##### DATA TO PROCESS #####
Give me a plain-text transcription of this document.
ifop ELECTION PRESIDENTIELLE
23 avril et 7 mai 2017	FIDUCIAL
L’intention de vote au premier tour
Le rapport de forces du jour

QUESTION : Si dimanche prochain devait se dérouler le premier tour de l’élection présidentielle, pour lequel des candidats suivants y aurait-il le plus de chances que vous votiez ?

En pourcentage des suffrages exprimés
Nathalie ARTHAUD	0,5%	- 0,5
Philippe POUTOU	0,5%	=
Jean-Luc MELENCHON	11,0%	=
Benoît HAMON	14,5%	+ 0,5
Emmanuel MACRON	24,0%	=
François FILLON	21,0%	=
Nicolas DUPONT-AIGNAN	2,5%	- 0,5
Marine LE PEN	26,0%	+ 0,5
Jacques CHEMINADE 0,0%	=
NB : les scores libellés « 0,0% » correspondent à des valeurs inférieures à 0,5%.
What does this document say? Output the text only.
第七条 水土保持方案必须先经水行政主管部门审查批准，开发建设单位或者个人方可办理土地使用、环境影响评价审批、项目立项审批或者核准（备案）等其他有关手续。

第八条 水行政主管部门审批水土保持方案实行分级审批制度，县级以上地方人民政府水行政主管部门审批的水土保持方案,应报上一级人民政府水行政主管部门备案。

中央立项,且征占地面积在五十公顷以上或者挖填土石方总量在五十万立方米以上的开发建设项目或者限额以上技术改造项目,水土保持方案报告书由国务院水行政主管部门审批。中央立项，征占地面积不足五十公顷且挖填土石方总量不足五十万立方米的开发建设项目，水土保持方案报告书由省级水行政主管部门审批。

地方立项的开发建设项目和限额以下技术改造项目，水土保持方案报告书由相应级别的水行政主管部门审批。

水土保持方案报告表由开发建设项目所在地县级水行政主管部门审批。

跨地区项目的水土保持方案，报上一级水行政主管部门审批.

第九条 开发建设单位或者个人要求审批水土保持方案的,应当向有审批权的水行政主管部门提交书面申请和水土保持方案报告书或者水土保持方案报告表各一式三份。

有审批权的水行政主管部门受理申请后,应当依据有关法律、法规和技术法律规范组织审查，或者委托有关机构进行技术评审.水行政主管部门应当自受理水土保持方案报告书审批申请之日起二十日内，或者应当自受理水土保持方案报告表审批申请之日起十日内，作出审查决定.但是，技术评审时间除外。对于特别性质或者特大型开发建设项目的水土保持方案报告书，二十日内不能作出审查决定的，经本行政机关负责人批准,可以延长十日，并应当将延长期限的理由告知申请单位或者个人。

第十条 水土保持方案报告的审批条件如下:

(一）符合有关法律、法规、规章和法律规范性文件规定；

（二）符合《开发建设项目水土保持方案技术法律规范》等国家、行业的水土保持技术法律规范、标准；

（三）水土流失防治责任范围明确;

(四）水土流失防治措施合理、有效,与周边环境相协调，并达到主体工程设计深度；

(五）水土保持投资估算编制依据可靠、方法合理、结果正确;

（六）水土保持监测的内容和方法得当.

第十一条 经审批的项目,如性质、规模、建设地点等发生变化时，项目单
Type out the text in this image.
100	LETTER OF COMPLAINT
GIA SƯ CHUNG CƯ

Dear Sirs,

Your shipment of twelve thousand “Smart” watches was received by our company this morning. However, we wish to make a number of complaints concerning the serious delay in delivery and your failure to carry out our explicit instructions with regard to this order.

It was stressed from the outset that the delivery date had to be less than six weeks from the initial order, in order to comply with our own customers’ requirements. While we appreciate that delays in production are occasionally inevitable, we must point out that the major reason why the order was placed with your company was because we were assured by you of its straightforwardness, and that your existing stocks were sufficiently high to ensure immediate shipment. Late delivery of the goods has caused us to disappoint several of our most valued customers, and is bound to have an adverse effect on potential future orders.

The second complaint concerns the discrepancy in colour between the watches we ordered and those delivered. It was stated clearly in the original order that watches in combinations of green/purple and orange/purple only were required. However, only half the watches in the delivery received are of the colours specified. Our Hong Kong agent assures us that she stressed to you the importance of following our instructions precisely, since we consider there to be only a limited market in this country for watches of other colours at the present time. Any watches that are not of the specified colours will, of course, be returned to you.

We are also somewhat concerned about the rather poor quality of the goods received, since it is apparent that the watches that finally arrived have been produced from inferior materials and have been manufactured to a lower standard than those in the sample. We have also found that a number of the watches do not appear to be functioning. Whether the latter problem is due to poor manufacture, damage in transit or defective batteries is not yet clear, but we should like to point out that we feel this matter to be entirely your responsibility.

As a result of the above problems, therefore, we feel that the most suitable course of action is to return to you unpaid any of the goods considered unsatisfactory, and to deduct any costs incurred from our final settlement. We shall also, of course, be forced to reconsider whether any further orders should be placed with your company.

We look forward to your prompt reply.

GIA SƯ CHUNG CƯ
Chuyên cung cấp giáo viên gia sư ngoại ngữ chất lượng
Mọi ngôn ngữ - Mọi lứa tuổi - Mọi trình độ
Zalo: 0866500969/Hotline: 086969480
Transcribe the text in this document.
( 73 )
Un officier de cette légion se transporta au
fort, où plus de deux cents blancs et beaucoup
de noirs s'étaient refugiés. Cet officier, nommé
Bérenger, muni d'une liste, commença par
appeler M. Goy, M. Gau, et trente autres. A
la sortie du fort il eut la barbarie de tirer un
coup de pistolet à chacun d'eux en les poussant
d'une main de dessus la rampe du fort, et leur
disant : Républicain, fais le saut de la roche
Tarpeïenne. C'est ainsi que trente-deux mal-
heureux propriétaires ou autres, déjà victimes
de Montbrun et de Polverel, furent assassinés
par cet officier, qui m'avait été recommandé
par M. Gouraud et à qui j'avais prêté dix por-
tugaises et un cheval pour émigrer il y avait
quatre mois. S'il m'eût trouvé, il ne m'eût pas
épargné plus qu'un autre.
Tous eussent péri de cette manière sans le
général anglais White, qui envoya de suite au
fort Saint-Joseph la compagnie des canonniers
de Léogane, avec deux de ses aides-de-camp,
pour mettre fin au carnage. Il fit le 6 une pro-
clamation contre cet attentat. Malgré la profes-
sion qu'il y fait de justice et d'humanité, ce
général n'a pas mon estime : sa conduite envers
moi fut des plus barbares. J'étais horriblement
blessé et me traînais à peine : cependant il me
#####
* [AIM]:
Look through the material above and pick out each line holding the word "trente".

* [CORRECT RESPONSE]:
appeler M. Goy, M. Gau, et trente autres. A
Tarpeïenne. C'est ainsi que trente-deux mal-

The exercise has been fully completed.